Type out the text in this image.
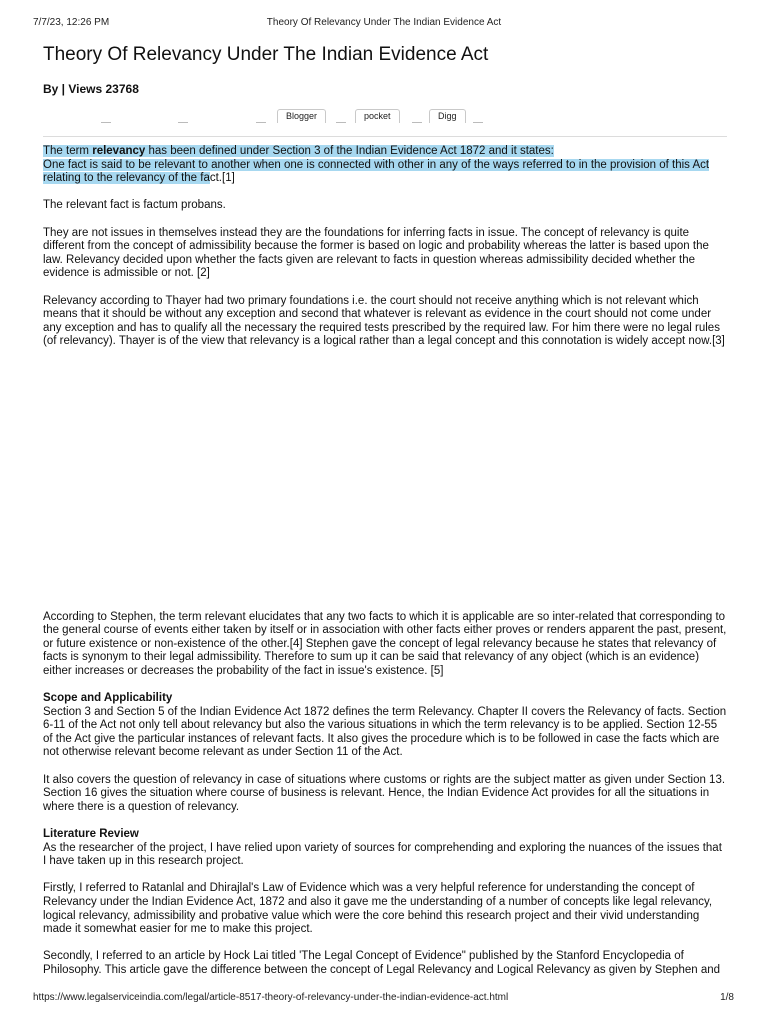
Theory Of Relevancy Under The Indian Evidence Act
7/7/23, 12:26 PM
Theory Of Relevancy Under The Indian Evidence Act
By | Views 23768
Blogger	pocket	Digg

The term relevancy has been defined under Section 3 of the Indian Evidence Act 1872 and it states:
One fact is said to be relevant to another when one is connected with other in any of the ways referred to in the provision of this Act relating to the relevancy of the fact.[1]

The relevant fact is factum probans.

They are not issues in themselves instead they are the foundations for inferring facts in issue. The concept of relevancy is quite different from the concept of admissibility because the former is based on logic and probability whereas the latter is based upon the law. Relevancy decided upon whether the facts given are relevant to facts in question whereas admissibility decided whether the evidence is admissible or not. [2]

Relevancy according to Thayer had two primary foundations i.e. the court should not receive anything which is not relevant which means that it should be without any exception and second that whatever is relevant as evidence in the court should not come under any exception and has to qualify all the necessary the required tests prescribed by the required law. For him there were no legal rules (of relevancy). Thayer is of the view that relevancy is a logical rather than a legal concept and this connotation is widely accept now.[3]

According to Stephen, the term relevant elucidates that any two facts to which it is applicable are so inter-related that corresponding to the general course of events either taken by itself or in association with other facts either proves or renders apparent the past, present, or future existence or non-existence of the other.[4] Stephen gave the concept of legal relevancy because he states that relevancy of facts is synonym to their legal admissibility. Therefore to sum up it can be said that relevancy of any object (which is an evidence) either increases or decreases the probability of the fact in issue's existence. [5]

Scope and Applicability

Section 3 and Section 5 of the Indian Evidence Act 1872 defines the term Relevancy. Chapter II covers the Relevancy of facts. Section 6-11 of the Act not only tell about relevancy but also the various situations in which the term relevancy is to be applied. Section 12-55 of the Act give the particular instances of relevant facts. It also gives the procedure which is to be followed in case the facts which are not otherwise relevant become relevant as under Section 11 of the Act.

It also covers the question of relevancy in case of situations where customs or rights are the subject matter as given under Section 13. Section 16 gives the situation where course of business is relevant. Hence, the Indian Evidence Act provides for all the situations in where there is a question of relevancy.

Literature Review

As the researcher of the project, I have relied upon variety of sources for comprehending and exploring the nuances of the issues that I have taken up in this research project.

Firstly, I referred to Ratanlal and Dhirajlal's Law of Evidence which was a very helpful reference for understanding the concept of Relevancy under the Indian Evidence Act, 1872 and also it gave me the understanding of a number of concepts like legal relevancy, logical relevancy, admissibility and probative value which were the core behind this research project and their vivid understanding made it somewhat easier for me to make this project.

Secondly, I referred to an article by Hock Lai titled 'The Legal Concept of Evidence" published by the Stanford Encyclopedia of Philosophy. This article gave the difference between the concept of Legal Relevancy and Logical Relevancy as given by Stephen and

https://www.legalserviceindia.com/legal/article-8517-theory-of-relevancy-under-the-indian-evidence-act.html	1/8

• Task requirements: The pictures in the entries should be left out; output everything else exactly.

• Solution below:
Type out the text in this image.
Theory Of Relevancy Under The Indian Evidence Act
7/7/23, 12:26 PM
Theory Of Relevancy Under The Indian Evidence Act
By | Views 23768
Blogger	pocket	Digg

The term relevancy has been defined under Section 3 of the Indian Evidence Act 1872 and it states:
One fact is said to be relevant to another when one is connected with other in any of the ways referred to in the provision of this Act relating to the relevancy of the fact.[1]

The relevant fact is factum probans.

They are not issues in themselves instead they are the foundations for inferring facts in issue. The concept of relevancy is quite different from the concept of admissibility because the former is based on logic and probability whereas the latter is based upon the law. Relevancy decided upon whether the facts given are relevant to facts in question whereas admissibility decided whether the evidence is admissible or not. [2]

Relevancy according to Thayer had two primary foundations i.e. the court should not receive anything which is not relevant which means that it should be without any exception and second that whatever is relevant as evidence in the court should not come under any exception and has to qualify all the necessary the required tests prescribed by the required law. For him there were no legal rules (of relevancy). Thayer is of the view that relevancy is a logical rather than a legal concept and this connotation is widely accept now.[3]

According to Stephen, the term relevant elucidates that any two facts to which it is applicable are so inter-related that corresponding to the general course of events either taken by itself or in association with other facts either proves or renders apparent the past, present, or future existence or non-existence of the other.[4] Stephen gave the concept of legal relevancy because he states that relevancy of facts is synonym to their legal admissibility. Therefore to sum up it can be said that relevancy of any object (which is an evidence) either increases or decreases the probability of the fact in issue's existence. [5]

Scope and Applicability

Section 3 and Section 5 of the Indian Evidence Act 1872 defines the term Relevancy. Chapter II covers the Relevancy of facts. Section 6-11 of the Act not only tell about relevancy but also the various situations in which the term relevancy is to be applied. Section 12-55 of the Act give the particular instances of relevant facts. It also gives the procedure which is to be followed in case the facts which are not otherwise relevant become relevant as under Section 11 of the Act.

It also covers the question of relevancy in case of situations where customs or rights are the subject matter as given under Section 13. Section 16 gives the situation where course of business is relevant. Hence, the Indian Evidence Act provides for all the situations in where there is a question of relevancy.

Literature Review

As the researcher of the project, I have relied upon variety of sources for comprehending and exploring the nuances of the issues that I have taken up in this research project.

Firstly, I referred to Ratanlal and Dhirajlal's Law of Evidence which was a very helpful reference for understanding the concept of Relevancy under the Indian Evidence Act, 1872 and also it gave me the understanding of a number of concepts like legal relevancy, logical relevancy, admissibility and probative value which were the core behind this research project and their vivid understanding made it somewhat easier for me to make this project.

Secondly, I referred to an article by Hock Lai titled 'The Legal Concept of Evidence" published by the Stanford Encyclopedia of Philosophy. This article gave the difference between the concept of Legal Relevancy and Logical Relevancy as given by Stephen and

https://www.legalserviceindia.com/legal/article-8517-theory-of-relevancy-under-the-indian-evidence-act.html	1/8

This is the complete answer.